**Given request:** Search the data below for the string "with". Extract every line that contains it.

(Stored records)
——————————

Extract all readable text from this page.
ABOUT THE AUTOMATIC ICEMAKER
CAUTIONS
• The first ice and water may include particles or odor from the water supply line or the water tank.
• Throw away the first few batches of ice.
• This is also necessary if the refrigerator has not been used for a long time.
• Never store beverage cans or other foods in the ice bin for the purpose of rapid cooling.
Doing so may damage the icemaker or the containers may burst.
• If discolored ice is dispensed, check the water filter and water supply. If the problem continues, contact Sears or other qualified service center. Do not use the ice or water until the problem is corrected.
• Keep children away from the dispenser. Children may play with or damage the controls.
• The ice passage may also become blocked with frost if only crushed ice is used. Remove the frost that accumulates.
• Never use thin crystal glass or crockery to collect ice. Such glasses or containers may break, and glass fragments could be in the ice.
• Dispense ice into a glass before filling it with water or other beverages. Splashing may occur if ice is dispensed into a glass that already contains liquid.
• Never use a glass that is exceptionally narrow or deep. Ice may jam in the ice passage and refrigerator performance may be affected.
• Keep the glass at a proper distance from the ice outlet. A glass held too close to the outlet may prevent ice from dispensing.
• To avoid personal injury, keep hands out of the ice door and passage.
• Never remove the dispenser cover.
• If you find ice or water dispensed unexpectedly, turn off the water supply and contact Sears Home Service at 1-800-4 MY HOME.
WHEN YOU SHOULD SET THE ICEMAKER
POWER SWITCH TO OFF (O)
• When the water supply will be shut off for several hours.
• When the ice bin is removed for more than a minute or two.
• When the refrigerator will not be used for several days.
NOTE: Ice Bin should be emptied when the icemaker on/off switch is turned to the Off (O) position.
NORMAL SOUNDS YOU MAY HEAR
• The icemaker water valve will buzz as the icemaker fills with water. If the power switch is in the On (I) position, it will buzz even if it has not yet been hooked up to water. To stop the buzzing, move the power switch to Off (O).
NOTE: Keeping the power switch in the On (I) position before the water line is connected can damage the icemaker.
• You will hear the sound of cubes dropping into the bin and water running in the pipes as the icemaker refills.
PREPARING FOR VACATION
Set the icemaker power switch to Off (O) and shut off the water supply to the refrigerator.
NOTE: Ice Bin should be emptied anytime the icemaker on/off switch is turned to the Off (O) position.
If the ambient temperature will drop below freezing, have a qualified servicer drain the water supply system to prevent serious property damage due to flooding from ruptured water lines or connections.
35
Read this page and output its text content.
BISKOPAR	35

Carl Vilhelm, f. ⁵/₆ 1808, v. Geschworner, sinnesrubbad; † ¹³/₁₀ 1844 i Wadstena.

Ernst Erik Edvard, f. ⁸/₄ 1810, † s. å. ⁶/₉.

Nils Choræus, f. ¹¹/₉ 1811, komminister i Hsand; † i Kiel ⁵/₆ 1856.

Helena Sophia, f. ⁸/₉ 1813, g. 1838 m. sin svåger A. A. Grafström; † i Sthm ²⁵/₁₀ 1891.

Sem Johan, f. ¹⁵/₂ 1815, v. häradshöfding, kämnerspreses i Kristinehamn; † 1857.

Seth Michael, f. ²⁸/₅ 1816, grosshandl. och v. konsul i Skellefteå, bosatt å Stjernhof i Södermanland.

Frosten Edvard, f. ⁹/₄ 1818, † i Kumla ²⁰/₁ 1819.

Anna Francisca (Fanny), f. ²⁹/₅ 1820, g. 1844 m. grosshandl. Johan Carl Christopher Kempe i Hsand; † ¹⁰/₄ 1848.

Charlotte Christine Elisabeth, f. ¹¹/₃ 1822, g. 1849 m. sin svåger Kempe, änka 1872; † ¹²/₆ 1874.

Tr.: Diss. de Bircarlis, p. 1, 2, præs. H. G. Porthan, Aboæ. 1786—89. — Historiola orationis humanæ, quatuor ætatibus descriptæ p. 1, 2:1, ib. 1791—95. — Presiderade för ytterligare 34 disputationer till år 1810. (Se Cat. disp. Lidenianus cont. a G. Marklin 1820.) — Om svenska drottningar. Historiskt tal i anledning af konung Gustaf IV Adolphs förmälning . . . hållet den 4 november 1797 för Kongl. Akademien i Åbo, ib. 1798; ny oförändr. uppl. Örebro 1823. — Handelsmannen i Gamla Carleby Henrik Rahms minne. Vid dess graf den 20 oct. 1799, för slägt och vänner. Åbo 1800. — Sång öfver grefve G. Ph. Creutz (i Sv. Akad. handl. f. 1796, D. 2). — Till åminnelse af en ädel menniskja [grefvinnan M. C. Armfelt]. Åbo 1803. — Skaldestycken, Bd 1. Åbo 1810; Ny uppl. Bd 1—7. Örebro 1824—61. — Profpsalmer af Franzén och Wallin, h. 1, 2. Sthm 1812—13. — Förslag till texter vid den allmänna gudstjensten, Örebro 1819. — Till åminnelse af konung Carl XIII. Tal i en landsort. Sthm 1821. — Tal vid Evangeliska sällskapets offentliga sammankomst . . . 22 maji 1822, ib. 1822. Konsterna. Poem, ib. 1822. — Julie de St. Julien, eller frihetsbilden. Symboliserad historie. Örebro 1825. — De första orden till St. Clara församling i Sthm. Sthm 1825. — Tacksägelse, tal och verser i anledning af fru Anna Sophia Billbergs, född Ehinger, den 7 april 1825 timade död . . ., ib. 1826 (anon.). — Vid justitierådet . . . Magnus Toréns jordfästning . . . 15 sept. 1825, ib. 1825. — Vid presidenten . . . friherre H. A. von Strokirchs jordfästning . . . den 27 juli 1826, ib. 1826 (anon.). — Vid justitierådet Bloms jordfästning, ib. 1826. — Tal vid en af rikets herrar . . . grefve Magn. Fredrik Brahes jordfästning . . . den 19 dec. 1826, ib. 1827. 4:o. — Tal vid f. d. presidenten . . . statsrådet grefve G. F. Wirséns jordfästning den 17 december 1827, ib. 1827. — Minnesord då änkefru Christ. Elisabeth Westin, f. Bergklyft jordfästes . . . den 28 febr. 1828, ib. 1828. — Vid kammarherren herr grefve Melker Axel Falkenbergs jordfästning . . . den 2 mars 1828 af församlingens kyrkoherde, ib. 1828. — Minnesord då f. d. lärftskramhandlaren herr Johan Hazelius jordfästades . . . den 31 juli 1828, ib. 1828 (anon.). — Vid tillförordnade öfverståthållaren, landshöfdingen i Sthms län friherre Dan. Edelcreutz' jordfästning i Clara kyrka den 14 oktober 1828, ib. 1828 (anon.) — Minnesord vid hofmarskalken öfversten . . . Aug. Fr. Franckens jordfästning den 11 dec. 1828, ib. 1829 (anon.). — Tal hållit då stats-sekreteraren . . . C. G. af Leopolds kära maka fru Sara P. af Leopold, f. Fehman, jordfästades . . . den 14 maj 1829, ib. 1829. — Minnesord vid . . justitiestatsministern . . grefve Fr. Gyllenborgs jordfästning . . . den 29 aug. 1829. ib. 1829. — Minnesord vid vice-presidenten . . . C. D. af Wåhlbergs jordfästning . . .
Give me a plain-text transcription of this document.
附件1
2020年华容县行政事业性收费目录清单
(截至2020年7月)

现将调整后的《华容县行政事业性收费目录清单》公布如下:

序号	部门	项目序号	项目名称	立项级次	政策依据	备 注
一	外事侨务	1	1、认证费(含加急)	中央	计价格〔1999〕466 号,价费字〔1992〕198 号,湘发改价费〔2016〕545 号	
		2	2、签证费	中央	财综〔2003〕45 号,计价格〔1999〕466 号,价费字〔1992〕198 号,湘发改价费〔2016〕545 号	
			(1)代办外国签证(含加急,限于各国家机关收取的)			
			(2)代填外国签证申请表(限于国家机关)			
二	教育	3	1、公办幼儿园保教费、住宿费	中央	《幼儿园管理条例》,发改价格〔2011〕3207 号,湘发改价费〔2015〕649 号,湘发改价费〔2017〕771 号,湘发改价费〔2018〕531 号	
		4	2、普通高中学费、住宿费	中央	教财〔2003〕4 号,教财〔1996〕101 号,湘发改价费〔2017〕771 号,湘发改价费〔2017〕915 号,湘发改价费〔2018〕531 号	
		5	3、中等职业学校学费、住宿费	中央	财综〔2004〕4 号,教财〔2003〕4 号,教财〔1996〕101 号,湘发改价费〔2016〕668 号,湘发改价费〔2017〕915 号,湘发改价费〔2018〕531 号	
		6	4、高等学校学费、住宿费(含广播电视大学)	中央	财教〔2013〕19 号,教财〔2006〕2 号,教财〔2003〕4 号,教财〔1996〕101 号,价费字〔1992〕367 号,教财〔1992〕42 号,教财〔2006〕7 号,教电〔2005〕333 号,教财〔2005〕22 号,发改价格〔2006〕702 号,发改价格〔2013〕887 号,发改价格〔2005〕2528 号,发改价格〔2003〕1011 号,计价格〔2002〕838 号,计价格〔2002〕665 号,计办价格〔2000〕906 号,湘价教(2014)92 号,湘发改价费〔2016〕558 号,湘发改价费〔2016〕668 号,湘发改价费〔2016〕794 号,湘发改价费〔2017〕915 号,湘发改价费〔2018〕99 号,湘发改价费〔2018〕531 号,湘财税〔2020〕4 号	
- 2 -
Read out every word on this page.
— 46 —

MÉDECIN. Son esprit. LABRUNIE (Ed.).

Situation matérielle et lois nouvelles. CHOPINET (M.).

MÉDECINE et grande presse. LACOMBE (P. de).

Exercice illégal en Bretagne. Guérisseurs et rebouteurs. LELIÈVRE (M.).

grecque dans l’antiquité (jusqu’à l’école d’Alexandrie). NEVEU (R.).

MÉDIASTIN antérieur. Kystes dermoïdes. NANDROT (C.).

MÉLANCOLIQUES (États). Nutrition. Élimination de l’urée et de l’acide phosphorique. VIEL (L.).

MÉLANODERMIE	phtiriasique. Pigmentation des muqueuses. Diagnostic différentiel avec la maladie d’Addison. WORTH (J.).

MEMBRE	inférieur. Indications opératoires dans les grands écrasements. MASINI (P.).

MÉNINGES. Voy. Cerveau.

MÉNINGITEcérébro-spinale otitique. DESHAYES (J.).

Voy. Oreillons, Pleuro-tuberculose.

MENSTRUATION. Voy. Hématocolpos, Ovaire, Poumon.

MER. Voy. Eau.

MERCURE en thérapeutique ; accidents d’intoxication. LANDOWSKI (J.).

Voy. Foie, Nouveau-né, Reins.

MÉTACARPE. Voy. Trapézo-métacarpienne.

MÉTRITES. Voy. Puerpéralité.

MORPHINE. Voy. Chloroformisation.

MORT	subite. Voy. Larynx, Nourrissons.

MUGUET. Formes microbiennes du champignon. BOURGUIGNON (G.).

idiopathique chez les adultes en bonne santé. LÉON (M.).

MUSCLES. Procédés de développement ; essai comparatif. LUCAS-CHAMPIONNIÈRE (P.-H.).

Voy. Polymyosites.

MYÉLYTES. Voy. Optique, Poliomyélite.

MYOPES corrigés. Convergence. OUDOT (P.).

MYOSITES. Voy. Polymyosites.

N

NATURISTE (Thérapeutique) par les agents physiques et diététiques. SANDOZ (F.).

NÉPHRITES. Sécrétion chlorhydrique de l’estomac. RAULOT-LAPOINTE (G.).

——————————

**Solution to this exercise:**
• Keep children away from the dispenser. Children may play with or damage the controls.
• The ice passage may also become blocked with frost if only crushed ice is used. Remove the frost that accumulates.
• Dispense ice into a glass before filling it with water or other beverages. Splashing may occur if ice is dispensed into a glass that already contains liquid.
• The icemaker water valve will buzz as the icemaker fills with water. If the power switch is in the On (I) position, it will buzz even if it has not yet been hooked up to water. To stop the buzzing, move the power switch to Off (O).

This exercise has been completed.